#### Exercise description
Copy out each line containing "Surfactant" from the entries below.
--- start Material to process ---
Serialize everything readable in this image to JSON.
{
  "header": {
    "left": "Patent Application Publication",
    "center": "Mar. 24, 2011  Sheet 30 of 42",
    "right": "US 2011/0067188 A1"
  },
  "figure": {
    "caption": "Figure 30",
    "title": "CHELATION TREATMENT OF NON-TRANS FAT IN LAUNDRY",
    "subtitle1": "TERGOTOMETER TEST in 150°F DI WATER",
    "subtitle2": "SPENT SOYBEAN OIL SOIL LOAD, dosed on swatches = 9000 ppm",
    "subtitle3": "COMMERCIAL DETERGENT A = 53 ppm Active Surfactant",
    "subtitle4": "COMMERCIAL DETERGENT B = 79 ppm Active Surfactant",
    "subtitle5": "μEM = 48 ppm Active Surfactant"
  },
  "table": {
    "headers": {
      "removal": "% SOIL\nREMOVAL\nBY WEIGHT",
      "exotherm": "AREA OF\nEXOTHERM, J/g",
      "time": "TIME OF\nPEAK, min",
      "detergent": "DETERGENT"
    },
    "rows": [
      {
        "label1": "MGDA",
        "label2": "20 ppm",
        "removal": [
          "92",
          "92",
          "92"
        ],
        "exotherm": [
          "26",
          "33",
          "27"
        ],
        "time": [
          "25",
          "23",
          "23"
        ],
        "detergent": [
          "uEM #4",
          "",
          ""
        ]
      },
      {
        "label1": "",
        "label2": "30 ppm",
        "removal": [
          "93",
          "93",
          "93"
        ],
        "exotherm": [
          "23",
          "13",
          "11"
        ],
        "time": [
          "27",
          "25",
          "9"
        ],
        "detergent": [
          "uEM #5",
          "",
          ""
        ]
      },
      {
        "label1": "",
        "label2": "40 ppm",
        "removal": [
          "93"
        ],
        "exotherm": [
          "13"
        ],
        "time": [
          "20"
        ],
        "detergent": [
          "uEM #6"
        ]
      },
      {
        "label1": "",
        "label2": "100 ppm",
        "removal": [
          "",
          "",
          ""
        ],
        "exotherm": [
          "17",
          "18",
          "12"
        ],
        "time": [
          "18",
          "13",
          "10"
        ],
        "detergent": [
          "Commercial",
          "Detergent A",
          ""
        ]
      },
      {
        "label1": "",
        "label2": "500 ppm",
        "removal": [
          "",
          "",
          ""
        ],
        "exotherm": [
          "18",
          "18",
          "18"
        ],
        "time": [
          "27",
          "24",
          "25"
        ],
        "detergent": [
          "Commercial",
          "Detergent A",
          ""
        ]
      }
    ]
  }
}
--- end Material to process ---
#### Output for this exercise
    "subtitle3": "COMMERCIAL DETERGENT A = 53 ppm Active Surfactant",
    "subtitle4": "COMMERCIAL DETERGENT B = 79 ppm Active Surfactant",
    "subtitle5": "μEM = 48 ppm Active Surfactant"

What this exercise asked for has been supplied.